§ **Written request**
Repeat verbatim every line of the material, beginning at the line that holds "What's the underlying" and ending at its last line.

§ **Stored data**

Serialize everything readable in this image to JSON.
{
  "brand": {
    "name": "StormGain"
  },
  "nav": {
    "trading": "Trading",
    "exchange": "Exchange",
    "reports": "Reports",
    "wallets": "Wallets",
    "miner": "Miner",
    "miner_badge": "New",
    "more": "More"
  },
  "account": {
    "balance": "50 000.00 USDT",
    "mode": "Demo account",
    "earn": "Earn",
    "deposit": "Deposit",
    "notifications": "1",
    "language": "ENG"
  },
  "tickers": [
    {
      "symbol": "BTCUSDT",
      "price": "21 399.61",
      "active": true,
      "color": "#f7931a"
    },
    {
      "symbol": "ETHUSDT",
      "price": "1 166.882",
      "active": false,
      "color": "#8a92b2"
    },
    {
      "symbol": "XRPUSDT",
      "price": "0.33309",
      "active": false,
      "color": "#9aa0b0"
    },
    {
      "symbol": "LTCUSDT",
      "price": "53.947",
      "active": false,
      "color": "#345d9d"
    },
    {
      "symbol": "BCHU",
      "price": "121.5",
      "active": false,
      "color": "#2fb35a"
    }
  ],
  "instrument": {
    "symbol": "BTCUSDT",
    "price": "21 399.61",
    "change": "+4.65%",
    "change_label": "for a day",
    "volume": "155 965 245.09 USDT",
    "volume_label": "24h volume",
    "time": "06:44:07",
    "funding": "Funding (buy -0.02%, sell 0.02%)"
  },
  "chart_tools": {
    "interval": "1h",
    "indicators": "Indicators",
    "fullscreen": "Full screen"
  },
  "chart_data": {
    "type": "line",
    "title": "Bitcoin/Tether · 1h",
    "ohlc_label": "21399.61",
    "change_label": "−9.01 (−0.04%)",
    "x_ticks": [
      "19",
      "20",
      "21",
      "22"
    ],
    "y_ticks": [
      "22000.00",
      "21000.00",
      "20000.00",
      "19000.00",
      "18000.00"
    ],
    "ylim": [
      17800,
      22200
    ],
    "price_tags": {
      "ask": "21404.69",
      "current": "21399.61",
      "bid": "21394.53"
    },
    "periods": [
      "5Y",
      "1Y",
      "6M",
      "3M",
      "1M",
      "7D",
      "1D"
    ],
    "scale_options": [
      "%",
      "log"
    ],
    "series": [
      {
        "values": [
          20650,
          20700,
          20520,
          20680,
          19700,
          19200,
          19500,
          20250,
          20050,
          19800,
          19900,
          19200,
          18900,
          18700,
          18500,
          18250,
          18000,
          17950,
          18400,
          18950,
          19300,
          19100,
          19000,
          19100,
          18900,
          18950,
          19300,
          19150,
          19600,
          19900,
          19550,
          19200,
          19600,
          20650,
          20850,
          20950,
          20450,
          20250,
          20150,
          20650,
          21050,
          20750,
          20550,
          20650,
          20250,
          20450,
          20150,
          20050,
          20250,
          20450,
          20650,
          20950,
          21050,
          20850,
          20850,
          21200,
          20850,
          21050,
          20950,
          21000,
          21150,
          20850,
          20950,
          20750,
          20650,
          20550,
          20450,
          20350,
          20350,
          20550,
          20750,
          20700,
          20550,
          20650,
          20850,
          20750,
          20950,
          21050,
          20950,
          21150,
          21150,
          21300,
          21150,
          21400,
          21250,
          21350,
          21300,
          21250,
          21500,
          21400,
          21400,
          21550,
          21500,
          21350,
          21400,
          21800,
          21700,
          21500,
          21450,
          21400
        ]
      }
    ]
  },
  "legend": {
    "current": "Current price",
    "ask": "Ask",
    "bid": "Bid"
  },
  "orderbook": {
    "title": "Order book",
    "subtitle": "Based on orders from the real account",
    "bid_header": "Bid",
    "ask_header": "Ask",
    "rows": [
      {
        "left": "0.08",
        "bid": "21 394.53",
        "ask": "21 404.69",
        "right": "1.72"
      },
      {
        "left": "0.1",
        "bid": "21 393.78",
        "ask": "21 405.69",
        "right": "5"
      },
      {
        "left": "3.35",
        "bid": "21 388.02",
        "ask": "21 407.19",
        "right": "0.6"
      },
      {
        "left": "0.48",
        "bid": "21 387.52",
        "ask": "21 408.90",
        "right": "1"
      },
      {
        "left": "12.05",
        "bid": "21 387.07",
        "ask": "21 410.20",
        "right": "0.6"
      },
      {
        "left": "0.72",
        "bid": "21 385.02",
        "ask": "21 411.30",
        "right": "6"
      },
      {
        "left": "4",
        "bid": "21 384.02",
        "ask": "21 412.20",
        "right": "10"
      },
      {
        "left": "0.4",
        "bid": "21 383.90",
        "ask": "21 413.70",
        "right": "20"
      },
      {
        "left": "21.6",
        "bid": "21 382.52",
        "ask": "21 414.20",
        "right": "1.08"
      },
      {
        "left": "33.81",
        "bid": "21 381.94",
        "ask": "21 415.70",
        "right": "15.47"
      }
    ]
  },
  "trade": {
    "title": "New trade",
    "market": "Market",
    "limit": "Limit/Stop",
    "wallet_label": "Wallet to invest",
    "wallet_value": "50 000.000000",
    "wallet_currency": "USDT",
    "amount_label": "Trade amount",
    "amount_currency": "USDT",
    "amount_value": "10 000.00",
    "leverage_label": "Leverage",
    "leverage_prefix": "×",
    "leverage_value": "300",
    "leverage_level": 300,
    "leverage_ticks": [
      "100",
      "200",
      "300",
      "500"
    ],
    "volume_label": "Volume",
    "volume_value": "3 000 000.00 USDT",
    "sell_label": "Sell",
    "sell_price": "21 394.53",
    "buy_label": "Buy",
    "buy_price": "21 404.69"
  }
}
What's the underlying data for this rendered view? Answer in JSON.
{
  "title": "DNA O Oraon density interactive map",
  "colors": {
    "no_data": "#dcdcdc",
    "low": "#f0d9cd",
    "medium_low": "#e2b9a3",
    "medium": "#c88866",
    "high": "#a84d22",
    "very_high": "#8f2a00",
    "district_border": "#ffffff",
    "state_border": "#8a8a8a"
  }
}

§ **Result of the exercise**
What's the underlying data for this rendered view? Answer in JSON.
{
  "title": "DNA O Oraon density interactive map",
  "colors": {
    "no_data": "#dcdcdc",
    "low": "#f0d9cd",
    "medium_low": "#e2b9a3",
    "medium": "#c88866",
    "high": "#a84d22",
    "very_high": "#8f2a00",
    "district_border": "#ffffff",
    "state_border": "#8a8a8a"
  }
}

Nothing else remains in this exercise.